Unnamed: 0,company_name,company_category_code,company_country_code,company_state_code,company_region,company_city,investor_name,investor_country_code,investor_state_code,investor_region,investor_city,funding_round_type,funded_at,funded_month,funded_quarter
50000,NuORDER,fashion,USA,CA,Los Angeles,West Hollywood,Mortimer Singer,,,unknown,,series-a,2012-10-01,2012-10,2012-Q4
50001,ChaCha,advertising,USA,IN,Indianapolis,Carmel,Morton Meyerson,,,unknown,,series-b,2007-10-01,2007-10,2007-Q4
50002,Binfire,software,USA,FL,Bocat Raton,Bocat Raton,Moshe Ariel,,,unknown,,angel,2008-04-18,2008-04,2008-Q2
50003,Binfire,software,USA,FL,Bocat Raton,Bocat Raton,Moshe Ariel,,,unknown,,angel,2010-01-01,2010-01,2010-Q1
50004,Unified Color,software,USA,CA,SF Bay,South San Frnacisco,Mr. Andrew Oung,,,unknown,,angel,2010-01-01,2010-01,2010-Q1
...,...,...,...,...,...,...,...,...,...,...,...,...,...,...,...
52865,Garantia Data,enterprise,USA,CA,SF Bay,Santa Clara,Zohar Gilon,,,unknown,,series-a,2012-08-08,2012-08,2012-Q3
52866,DudaMobile,mobile,USA,CA,SF Bay,Palo Alto,Zohar Gilon,,,unknown,,series-c+,2013-04-08,2013-04,2013-Q2
52867,SiteBrains,software,USA,CA,SF Bay,San Francisco,zohar israel,,,unknown,,angel,2010-08-01,2010-08,2010-Q3
52868,Comprehend Systems,enterprise,USA,CA,SF Bay,Palo Alto,Zorba Lieberman,,,unknown,,series-a,2013-07-11,2013-07,2013-Q3


### From the chunk view, define datetime columns and append them to dictionary.

In [18]:
columns_data_types["datetime"] = ["funded_at"]
columns_data_types["int"].append("funded_month")  # Note, that it is very important to clean these columns (funded month and quarter) first
columns_data_types["int"].append("funded_quarter")

### Now, determine columns, which can be converted to *category* data type. At first step, delete columns with already defined datatype from string_cols list.

In [19]:
cols_with_defined_types = [
    col for key in columns_data_types for col in columns_data_types[key]
]

print(cols_with_defined_types)

['funded_year', 'funded_month', 'funded_quarter', 'raised_amount_usd', 'funded_at']


In [20]:
string_cols = list(set(string_cols_src).difference(cols_with_defined_types))
--------------------
* Required work
[1] In the data-type notebook excerpt, why are columns with already defined data types deleted from the string_cols list?
[2] According to the data-type notebook excerpt, which column is assigned to the "datetime" entry of columns_data_types?
[3] Continue the data-type notebook excerpt from the point where its text stops.
--------------------
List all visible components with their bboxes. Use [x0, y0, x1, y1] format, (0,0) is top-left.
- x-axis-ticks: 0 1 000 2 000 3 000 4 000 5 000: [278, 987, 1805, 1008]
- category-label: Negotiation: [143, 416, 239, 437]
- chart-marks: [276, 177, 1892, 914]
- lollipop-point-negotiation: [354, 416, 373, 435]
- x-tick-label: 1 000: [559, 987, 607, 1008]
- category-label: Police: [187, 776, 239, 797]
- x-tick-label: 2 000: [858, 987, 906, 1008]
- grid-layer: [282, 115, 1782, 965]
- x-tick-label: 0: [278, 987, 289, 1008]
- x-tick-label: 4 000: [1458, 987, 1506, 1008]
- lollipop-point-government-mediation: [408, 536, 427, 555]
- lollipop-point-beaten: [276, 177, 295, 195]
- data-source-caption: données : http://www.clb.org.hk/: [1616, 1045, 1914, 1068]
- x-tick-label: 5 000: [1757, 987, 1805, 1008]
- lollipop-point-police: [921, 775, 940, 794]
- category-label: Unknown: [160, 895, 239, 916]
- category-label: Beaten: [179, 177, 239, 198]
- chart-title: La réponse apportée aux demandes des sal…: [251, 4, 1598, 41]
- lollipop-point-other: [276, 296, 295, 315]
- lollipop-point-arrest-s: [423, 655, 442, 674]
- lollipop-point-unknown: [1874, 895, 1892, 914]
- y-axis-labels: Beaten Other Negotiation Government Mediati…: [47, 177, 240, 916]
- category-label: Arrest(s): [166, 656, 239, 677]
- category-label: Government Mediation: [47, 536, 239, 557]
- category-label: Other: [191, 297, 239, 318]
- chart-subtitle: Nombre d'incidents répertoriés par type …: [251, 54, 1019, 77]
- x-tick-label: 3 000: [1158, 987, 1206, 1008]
--------------------
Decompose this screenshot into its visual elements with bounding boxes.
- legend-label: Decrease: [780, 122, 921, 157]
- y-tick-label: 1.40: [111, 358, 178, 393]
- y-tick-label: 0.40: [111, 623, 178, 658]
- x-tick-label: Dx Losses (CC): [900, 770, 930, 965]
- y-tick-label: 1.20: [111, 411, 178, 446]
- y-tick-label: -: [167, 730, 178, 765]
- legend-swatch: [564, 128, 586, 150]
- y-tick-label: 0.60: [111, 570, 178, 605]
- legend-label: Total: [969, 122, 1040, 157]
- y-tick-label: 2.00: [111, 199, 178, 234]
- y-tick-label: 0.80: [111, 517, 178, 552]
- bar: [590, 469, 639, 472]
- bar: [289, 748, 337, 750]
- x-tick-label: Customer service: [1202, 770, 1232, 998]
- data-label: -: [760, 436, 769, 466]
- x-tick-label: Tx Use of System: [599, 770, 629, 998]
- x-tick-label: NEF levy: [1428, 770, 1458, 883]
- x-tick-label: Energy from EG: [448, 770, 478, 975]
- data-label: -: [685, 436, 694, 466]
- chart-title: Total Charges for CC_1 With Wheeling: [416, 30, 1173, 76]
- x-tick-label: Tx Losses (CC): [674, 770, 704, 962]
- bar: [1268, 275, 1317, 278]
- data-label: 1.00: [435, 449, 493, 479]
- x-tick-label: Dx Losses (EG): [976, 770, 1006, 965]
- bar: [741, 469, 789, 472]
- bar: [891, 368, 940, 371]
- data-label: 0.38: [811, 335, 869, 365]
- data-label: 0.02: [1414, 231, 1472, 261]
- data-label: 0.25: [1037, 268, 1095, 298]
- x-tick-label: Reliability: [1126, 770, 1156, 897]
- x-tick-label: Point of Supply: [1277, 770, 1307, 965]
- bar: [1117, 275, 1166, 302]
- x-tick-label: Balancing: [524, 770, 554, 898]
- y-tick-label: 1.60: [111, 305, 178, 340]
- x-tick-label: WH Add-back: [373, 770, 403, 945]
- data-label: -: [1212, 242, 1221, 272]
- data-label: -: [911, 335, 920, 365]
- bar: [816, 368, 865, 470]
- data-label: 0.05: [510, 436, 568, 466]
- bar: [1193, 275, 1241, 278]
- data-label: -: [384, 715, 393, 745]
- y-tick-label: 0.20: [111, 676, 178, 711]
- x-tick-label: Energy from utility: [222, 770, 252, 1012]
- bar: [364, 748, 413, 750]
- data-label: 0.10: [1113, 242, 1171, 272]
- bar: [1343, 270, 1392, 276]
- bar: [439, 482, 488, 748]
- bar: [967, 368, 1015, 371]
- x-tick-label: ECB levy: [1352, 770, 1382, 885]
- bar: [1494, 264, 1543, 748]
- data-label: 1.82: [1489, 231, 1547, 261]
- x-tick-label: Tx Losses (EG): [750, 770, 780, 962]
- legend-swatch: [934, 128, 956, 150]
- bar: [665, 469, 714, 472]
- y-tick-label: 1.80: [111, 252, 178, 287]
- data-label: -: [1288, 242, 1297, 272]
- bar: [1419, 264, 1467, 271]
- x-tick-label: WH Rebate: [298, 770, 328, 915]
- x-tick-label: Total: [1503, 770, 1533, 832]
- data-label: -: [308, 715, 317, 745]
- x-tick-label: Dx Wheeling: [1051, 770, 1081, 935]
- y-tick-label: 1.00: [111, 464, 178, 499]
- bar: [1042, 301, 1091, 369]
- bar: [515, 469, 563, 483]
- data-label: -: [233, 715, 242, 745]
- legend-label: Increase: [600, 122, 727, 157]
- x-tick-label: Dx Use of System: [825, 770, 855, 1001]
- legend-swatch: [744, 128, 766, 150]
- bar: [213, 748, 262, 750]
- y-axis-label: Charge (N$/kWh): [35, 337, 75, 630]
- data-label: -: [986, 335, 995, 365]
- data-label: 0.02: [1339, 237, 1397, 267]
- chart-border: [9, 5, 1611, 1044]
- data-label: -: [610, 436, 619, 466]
--------------------
* Answers for the exercise
[1] Deleting them is the first step in determining which columns can be converted to the category data type. Columns whose types are already set in the dictionary are excluded, so only the remaining string columns are considered for that conversion.

[2] The funded_at column.

[3]
string_cols

['company_state_code',
 'investor_city',
 'company_region',
 'company_name',
 'company_category_code',
 'investor_name',
 'investor_country_code',
 'investor_region',
 'investor_state_code',
 'company_city',
 'company_country_code',
 'funding_round_type']

### Calculate *string* cols values uniqueness

In [21]:
import json

chunks = get_chunks()

vc_by_chunks = {col: [] for col in string_cols}

for chunk in chunks:
    clean_chunk(chunk)
    chunk = chunk[string_cols]
    for col in string_cols:
        vc_by_chunks[col].append(chunk[col].value_counts())

col_values_uniqueness = {}
columns_data_types["category"] = []

for col in vc_by_chunks:
    vc_concat = pd.concat(vc_by_chunks[col])
    unique_values_amount = len(vc_concat.groupby(vc_concat.index).sum().index)
    if unique_values_amount / n_rows < 0.5:
        columns_data_types["category"].append(col)

## 4. Converting columns to defined data types.

### Keep in mind, that "funded_at" must be converted to datetime first in order to be able to get *int* representation of funded_month and funded_quarter, so these columns can be converted to *int* futher.

In [22]:
import json
print(json.dumps(columns_data_types, indent=2))

{
  "int": [
    "funded_year",
    "funded_month",
    "funded_quarter"
  ],
  "float": [
    "raised_amount_usd"
  ],
  "datetime": [
    "funded_at"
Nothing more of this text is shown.